▶ **What is needed**
Scan the material and copy every line in which "JSON" appears.
--- start Records ---
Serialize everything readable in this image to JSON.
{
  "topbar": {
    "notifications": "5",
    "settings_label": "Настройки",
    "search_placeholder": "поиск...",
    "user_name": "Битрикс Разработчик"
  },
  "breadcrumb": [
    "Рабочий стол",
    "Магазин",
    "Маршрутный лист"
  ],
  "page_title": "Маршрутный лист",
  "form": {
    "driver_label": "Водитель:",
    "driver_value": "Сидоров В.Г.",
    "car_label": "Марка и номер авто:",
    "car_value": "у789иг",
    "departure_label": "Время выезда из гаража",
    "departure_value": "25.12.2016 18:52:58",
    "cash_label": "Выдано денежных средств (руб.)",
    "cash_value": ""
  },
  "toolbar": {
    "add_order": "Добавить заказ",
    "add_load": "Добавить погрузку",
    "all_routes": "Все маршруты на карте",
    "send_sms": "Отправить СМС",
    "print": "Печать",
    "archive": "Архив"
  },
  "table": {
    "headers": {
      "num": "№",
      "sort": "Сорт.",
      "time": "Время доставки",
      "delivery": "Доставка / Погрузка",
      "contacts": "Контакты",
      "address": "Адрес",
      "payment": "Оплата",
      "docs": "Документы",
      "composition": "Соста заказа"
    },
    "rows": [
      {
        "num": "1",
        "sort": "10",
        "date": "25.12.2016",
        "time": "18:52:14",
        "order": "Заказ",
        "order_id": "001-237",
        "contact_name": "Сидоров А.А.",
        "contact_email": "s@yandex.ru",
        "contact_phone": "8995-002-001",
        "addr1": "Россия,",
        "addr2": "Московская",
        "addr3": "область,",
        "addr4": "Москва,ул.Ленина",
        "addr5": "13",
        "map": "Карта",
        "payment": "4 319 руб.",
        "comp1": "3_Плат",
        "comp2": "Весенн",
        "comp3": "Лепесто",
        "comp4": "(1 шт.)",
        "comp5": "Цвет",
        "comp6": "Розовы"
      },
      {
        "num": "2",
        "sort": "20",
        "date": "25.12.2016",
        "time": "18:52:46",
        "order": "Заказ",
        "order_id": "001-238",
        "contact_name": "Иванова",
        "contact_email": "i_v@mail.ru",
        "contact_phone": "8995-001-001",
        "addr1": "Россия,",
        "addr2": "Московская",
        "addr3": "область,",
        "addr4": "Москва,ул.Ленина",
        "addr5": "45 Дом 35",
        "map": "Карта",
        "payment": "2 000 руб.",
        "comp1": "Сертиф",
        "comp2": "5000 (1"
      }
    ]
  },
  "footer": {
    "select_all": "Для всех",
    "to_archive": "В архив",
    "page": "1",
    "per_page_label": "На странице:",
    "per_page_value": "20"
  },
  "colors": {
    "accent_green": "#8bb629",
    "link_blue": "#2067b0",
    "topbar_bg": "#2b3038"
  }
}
--- end Records ---
--- start Records ---
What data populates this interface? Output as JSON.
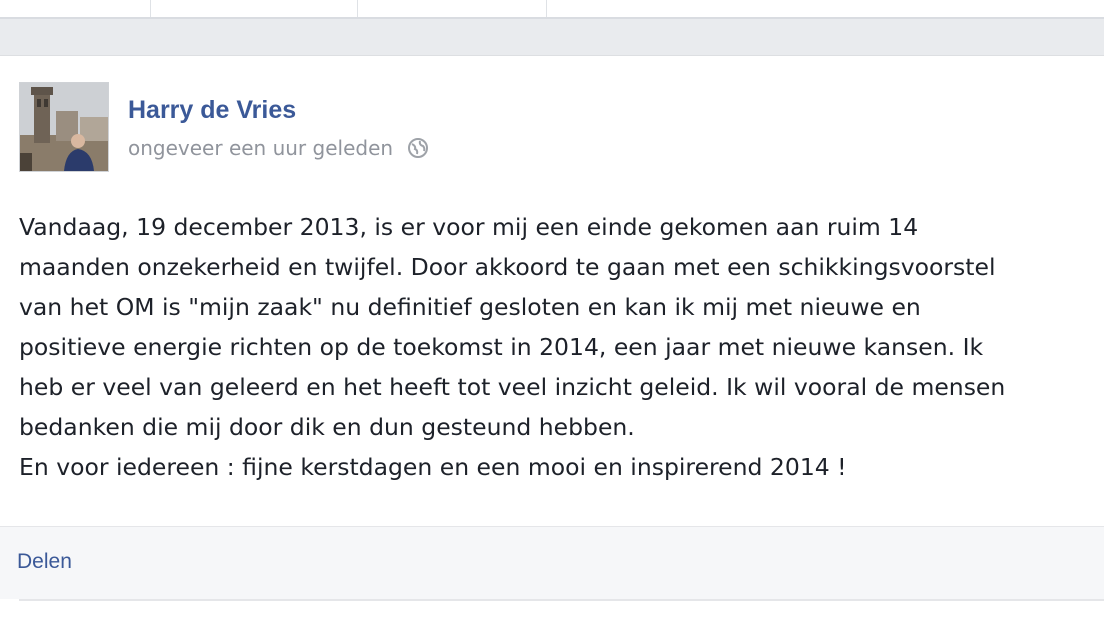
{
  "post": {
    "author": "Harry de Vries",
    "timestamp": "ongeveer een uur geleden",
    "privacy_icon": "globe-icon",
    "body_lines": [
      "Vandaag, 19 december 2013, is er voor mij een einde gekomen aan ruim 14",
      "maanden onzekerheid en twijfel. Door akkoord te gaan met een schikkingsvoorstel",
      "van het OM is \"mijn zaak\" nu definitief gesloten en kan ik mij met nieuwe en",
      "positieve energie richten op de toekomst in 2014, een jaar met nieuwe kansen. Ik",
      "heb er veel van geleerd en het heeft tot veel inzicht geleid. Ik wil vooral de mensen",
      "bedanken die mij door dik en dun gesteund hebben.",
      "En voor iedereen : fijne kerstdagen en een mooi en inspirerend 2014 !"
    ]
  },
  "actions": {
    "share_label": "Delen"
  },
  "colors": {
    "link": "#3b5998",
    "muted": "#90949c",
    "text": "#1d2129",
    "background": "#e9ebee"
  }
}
--- end Records ---
--- start Records ---
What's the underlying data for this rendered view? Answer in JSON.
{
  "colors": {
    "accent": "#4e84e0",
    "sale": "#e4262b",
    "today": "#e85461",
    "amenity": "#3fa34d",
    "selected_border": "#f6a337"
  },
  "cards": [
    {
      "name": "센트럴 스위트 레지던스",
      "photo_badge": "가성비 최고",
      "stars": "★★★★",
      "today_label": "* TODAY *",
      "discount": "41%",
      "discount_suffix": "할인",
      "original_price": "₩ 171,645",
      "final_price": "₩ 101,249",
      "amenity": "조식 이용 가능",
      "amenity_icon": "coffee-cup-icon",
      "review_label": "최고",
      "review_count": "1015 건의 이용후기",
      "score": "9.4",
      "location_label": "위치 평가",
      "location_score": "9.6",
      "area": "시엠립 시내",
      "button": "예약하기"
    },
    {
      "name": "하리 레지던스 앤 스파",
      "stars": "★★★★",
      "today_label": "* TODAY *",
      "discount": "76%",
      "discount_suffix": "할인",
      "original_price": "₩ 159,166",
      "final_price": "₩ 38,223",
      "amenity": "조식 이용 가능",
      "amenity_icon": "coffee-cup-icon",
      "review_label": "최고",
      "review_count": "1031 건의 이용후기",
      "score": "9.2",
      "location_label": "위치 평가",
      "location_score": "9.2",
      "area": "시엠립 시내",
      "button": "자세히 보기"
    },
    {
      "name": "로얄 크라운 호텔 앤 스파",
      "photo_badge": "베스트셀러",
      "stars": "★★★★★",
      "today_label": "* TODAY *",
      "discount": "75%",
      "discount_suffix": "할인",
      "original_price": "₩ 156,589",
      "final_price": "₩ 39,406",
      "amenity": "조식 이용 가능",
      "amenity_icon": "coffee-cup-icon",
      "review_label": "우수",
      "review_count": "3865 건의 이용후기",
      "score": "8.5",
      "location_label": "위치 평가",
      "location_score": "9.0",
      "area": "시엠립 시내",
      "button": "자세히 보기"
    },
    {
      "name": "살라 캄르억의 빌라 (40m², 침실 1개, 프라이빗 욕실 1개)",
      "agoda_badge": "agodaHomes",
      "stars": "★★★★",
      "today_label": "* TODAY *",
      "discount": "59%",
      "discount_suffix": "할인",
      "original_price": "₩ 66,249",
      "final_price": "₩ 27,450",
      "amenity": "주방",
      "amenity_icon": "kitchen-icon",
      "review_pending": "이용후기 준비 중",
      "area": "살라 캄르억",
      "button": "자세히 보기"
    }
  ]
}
--- end Records ---
▶ **Complete response**
Serialize everything readable in this image to JSON.
What data populates this interface? Output as JSON.
What's the underlying data for this rendered view? Answer in JSON.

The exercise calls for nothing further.